Problem description: Go through the records and extract every line with the word "this".

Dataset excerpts
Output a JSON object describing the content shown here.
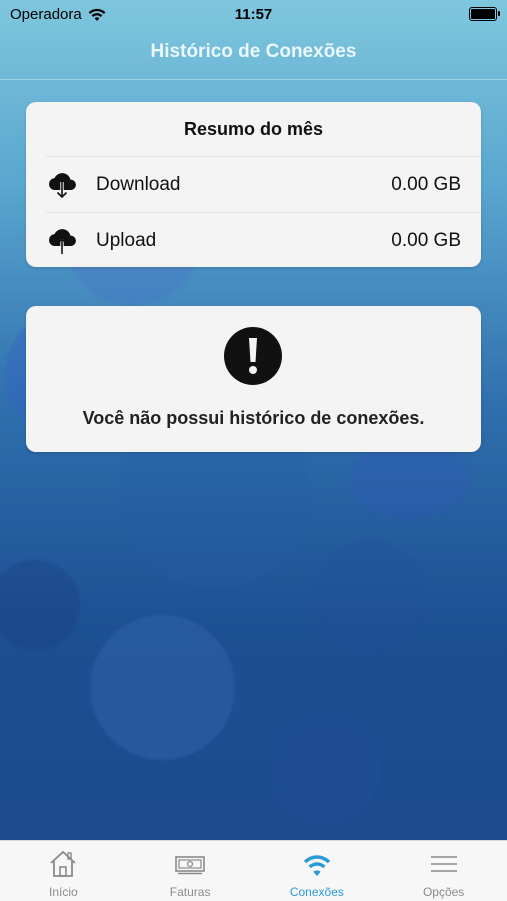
{
  "status_bar": {
    "carrier": "Operadora",
    "time": "11:57",
    "wifi_icon": "wifi-icon",
    "battery_icon": "battery-icon"
  },
  "nav": {
    "title": "Histórico de Conexões"
  },
  "summary": {
    "title": "Resumo do mês",
    "rows": [
      {
        "icon": "cloud-download-icon",
        "label": "Download",
        "value": "0.00 GB"
      },
      {
        "icon": "cloud-upload-icon",
        "label": "Upload",
        "value": "0.00 GB"
      }
    ]
  },
  "empty_state": {
    "icon": "exclamation-icon",
    "message": "Você não possui histórico de conexões."
  },
  "tabs": [
    {
      "icon": "home-icon",
      "label": "Início",
      "active": false
    },
    {
      "icon": "invoice-icon",
      "label": "Faturas",
      "active": false
    },
    {
      "icon": "wifi-icon",
      "label": "Conexões",
      "active": true
    },
    {
      "icon": "menu-icon",
      "label": "Opções",
      "active": false
    }
  ],
  "colors": {
    "accent": "#2a9bd6",
    "inactive_tab": "#8a8a8a",
    "card_bg": "#f4f4f4"
  }
}
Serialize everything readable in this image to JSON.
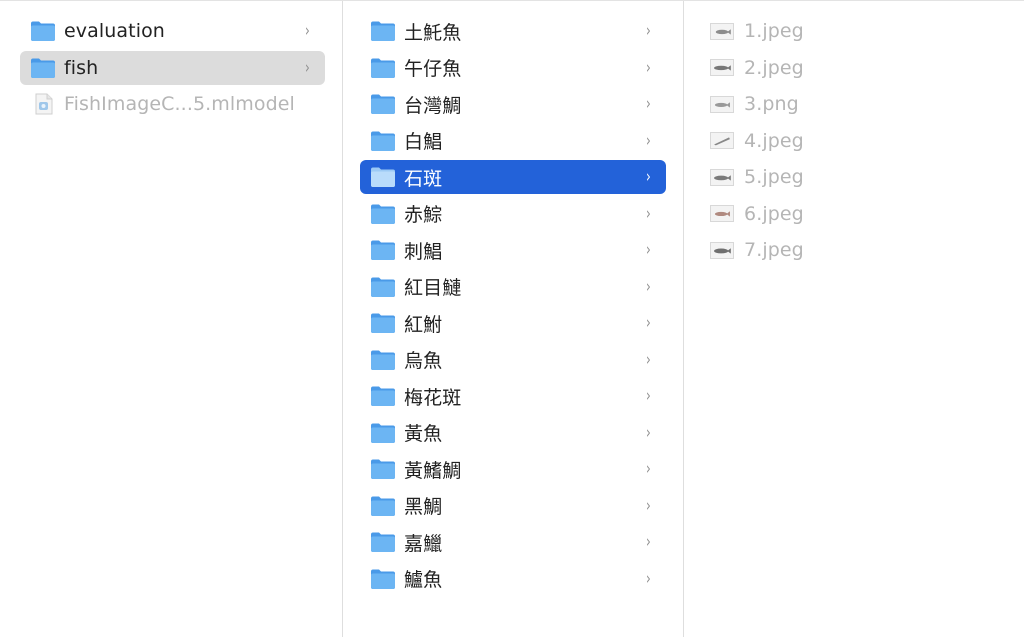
{
  "column1": {
    "items": [
      {
        "label": "evaluation",
        "type": "folder"
      },
      {
        "label": "fish",
        "type": "folder"
      },
      {
        "label": "FishImageC...5.mlmodel",
        "type": "file"
      }
    ]
  },
  "column2": {
    "items": [
      {
        "label": "土魠魚"
      },
      {
        "label": "午仔魚"
      },
      {
        "label": "台灣鯛"
      },
      {
        "label": "白鯧"
      },
      {
        "label": "石斑"
      },
      {
        "label": "赤鯮"
      },
      {
        "label": "刺鯧"
      },
      {
        "label": "紅目鰱"
      },
      {
        "label": "紅鮒"
      },
      {
        "label": "烏魚"
      },
      {
        "label": "梅花斑"
      },
      {
        "label": "黃魚"
      },
      {
        "label": "黃鰭鯛"
      },
      {
        "label": "黑鯛"
      },
      {
        "label": "嘉鱲"
      },
      {
        "label": "鱸魚"
      }
    ]
  },
  "column3": {
    "items": [
      {
        "label": "1.jpeg"
      },
      {
        "label": "2.jpeg"
      },
      {
        "label": "3.png"
      },
      {
        "label": "4.jpeg"
      },
      {
        "label": "5.jpeg"
      },
      {
        "label": "6.jpeg"
      },
      {
        "label": "7.jpeg"
      }
    ]
  },
  "chevron": "›",
  "colors": {
    "selection_blue": "#2362d9",
    "selection_gray": "#dcdcdc",
    "folder": "#5aaaf0"
  }
}
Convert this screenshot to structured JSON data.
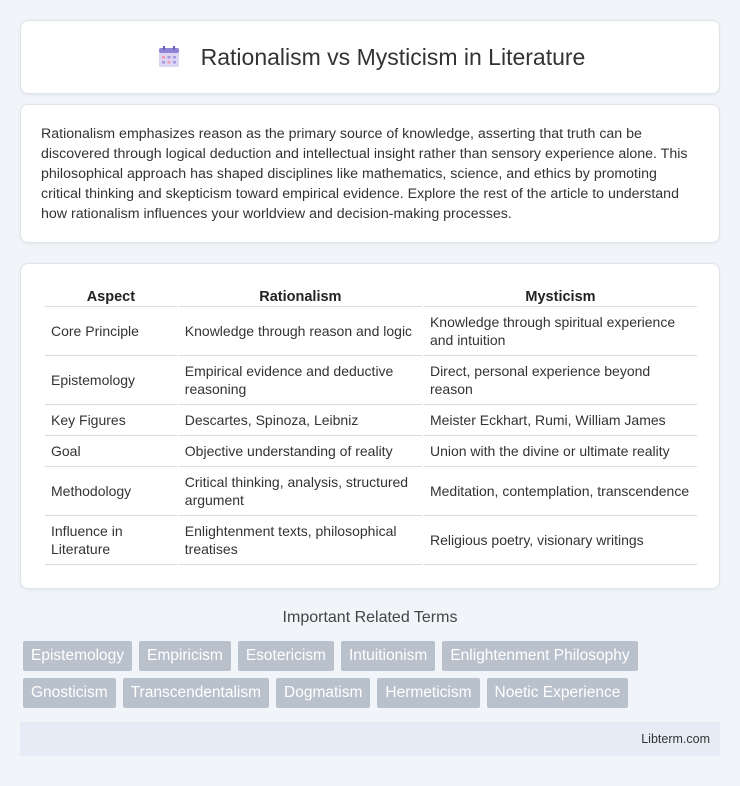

Expected answer:
Serialize everything readable in this image to JSON.
Convert this screenshot to structured JSON data.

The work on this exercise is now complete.